▶ _TASK GOAL_: Locate each line with the string "Belgium" in the listing below and copy it.

▶ _ENTRIES_:
= = =

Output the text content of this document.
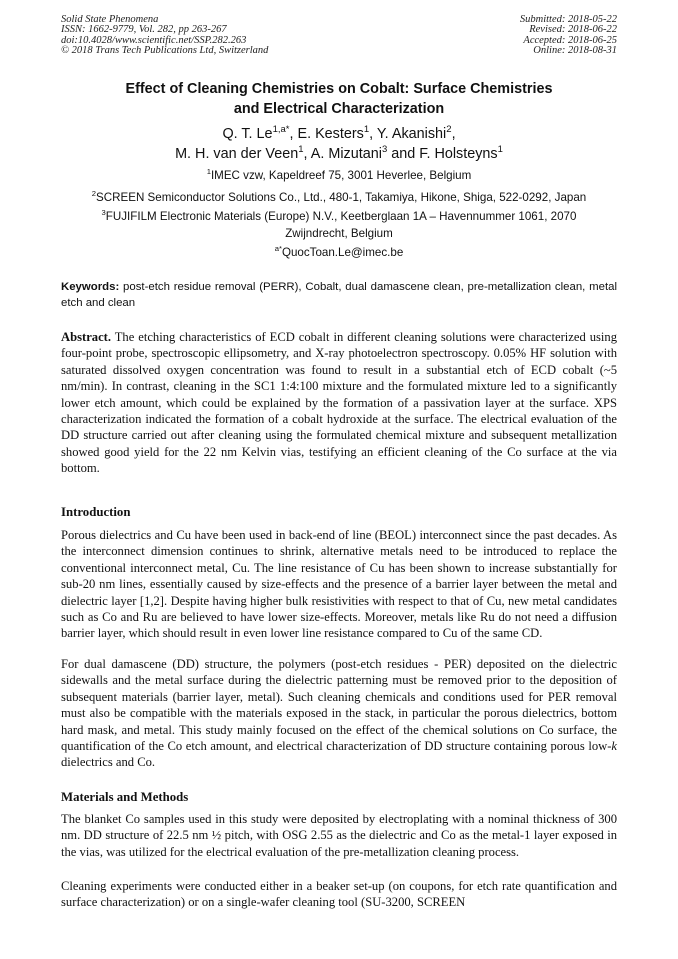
Solid State Phenomena
ISSN: 1662-9779, Vol. 282, pp 263-267
doi:10.4028/www.scientific.net/SSP.282.263
© 2018 Trans Tech Publications Ltd, Switzerland
Submitted: 2018-05-22
Revised: 2018-06-22
Accepted: 2018-06-25
Online: 2018-08-31
Effect of Cleaning Chemistries on Cobalt: Surface Chemistries
and Electrical Characterization
Q. T. $Le^{1,a*}$, E. Kesters$^1$, Y. Akanishi$^2$,
M. H. van der Veen$^1$, A. Mizutani$^3$ and F. Holsteyns$^1$
$^1$IMEC vzw, Kapeldreef 75, 3001 Heverlee, Belgium
$^2$SCREEN Semiconductor Solutions Co., Ltd., 480-1, Takamiya, Hikone, Shiga, 522-0292, Japan
$^3$FUJIFILM Electronic Materials (Europe) N.V., Keetberglaan 1A – Havennummer 1061, 2070 Zwijndrecht, Belgium
$^{a*}$QuocToan.Le@imec.be
Keywords: post-etch residue removal (PERR), Cobalt, dual damascene clean, pre-metallization clean, metal etch and clean

Abstract. The etching characteristics of ECD cobalt in different cleaning solutions were characterized using four-point probe, spectroscopic ellipsometry, and X-ray photoelectron spectroscopy. 0.05% HF solution with saturated dissolved oxygen concentration was found to result in a substantial etch of ECD cobalt (~5 nm/min). In contrast, cleaning in the SC1 1:4:100 mixture and the formulated mixture led to a significantly lower etch amount, which could be explained by the formation of a passivation layer at the surface. XPS characterization indicated the formation of a cobalt hydroxide at the surface. The electrical evaluation of the DD structure carried out after cleaning using the formulated chemical mixture and subsequent metallization showed good yield for the 22 nm Kelvin vias, testifying an efficient cleaning of the Co surface at the via bottom.

Introduction

Porous dielectrics and Cu have been used in back-end of line (BEOL) interconnect since the past decades. As the interconnect dimension continues to shrink, alternative metals need to be introduced to replace the conventional interconnect metal, Cu. The line resistance of Cu has been shown to increase substantially for sub-20 nm lines, essentially caused by size-effects and the presence of a barrier layer between the metal and dielectric layer [1,2]. Despite having higher bulk resistivities with respect to that of Cu, new metal candidates such as Co and Ru are believed to have lower size-effects. Moreover, metals like Ru do not need a diffusion barrier layer, which should result in even lower line resistance compared to Cu of the same CD.

For dual damascene (DD) structure, the polymers (post-etch residues - PER) deposited on the dielectric sidewalls and the metal surface during the dielectric patterning must be removed prior to the deposition of subsequent materials (barrier layer, metal). Such cleaning chemicals and conditions used for PER removal must also be compatible with the materials exposed in the stack, in particular the porous dielectrics, bottom hard mask, and metal. This study mainly focused on the effect of the chemical solutions on Co surface, the quantification of the Co etch amount, and electrical characterization of DD structure containing porous low-k dielectrics and Co.

Materials and Methods

The blanket Co samples used in this study were deposited by electroplating with a nominal thickness of 300 nm. DD structure of 22.5 nm ½ pitch, with OSG 2.55 as the dielectric and Co as the metal-1 layer exposed in the vias, was utilized for the electrical evaluation of the pre-metallization cleaning process.

Cleaning experiments were conducted either in a beaker set-up (on coupons, for etch rate quantification and surface characterization) or on a single-wafer cleaning tool (SU-3200, SCREEN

= = =

▶ _ANSWER BELOW_:
$^1$IMEC vzw, Kapeldreef 75, 3001 Heverlee, Belgium
$^3$FUJIFILM Electronic Materials (Europe) N.V., Keetberglaan 1A – Havennummer 1061, 2070 Zwijndrecht, Belgium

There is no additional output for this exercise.